**Your goal:**
Can you transcribe the data exactly? Leave the pictures out.

**Dataset rows:**
.....

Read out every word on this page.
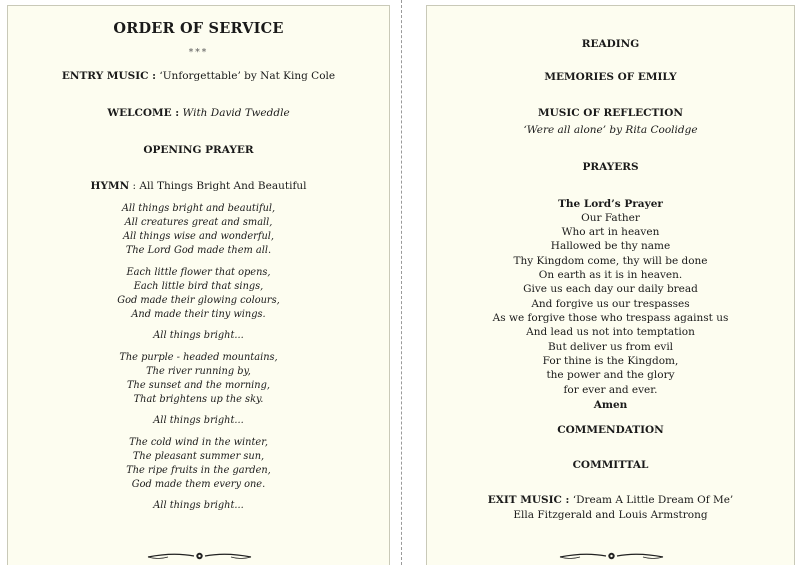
ORDER OF SERVICE
***
ENTRY MUSIC : ‘Unforgettable’ by Nat King Cole
WELCOME : With David Tweddle
OPENING PRAYER
HYMN : All Things Bright And Beautiful
All things bright and beautiful,
All creatures great and small,
All things wise and wonderful,
The Lord God made them all.
Each little flower that opens,
Each little bird that sings,
God made their glowing colours,
And made their tiny wings.
All things bright...
The purple - headed mountains,
The river running by,
The sunset and the morning,
That brightens up the sky.
All things bright...
The cold wind in the winter,
The pleasant summer sun,
The ripe fruits in the garden,
God made them every one.
All things bright...
READING
MEMORIES OF EMILY
MUSIC OF REFLECTION
‘Were all alone’ by Rita Coolidge
PRAYERS
The Lord’s Prayer
Our Father
Who art in heaven
Hallowed be thy name
Thy Kingdom come, thy will be done
On earth as it is in heaven.
Give us each day our daily bread
And forgive us our trespasses
As we forgive those who trespass against us
And lead us not into temptation
But deliver us from evil
For thine is the Kingdom,
the power and the glory
for ever and ever.
Amen
COMMENDATION
COMMITTAL
EXIT MUSIC : ‘Dream A Little Dream Of Me’
Ella Fitzgerald and Louis Armstrong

.....

**Solution to this exercise:**
Read out every word on this page.
ORDER OF SERVICE
***
ENTRY MUSIC : ‘Unforgettable’ by Nat King Cole
WELCOME : With David Tweddle
OPENING PRAYER
HYMN : All Things Bright And Beautiful
All things bright and beautiful,
All creatures great and small,
All things wise and wonderful,
The Lord God made them all.
Each little flower that opens,
Each little bird that sings,
God made their glowing colours,
And made their tiny wings.
All things bright...
The purple - headed mountains,
The river running by,
The sunset and the morning,
That brightens up the sky.
All things bright...
The cold wind in the winter,
The pleasant summer sun,
The ripe fruits in the garden,
God made them every one.
All things bright...
READING
MEMORIES OF EMILY
MUSIC OF REFLECTION
‘Were all alone’ by Rita Coolidge
PRAYERS
The Lord’s Prayer
Our Father
Who art in heaven
Hallowed be thy name
Thy Kingdom come, thy will be done
On earth as it is in heaven.
Give us each day our daily bread
And forgive us our trespasses
As we forgive those who trespass against us
And lead us not into temptation
But deliver us from evil
For thine is the Kingdom,
the power and the glory
for ever and ever.
Amen
COMMENDATION
COMMITTAL
EXIT MUSIC : ‘Dream A Little Dream Of Me’
Ella Fitzgerald and Louis Armstrong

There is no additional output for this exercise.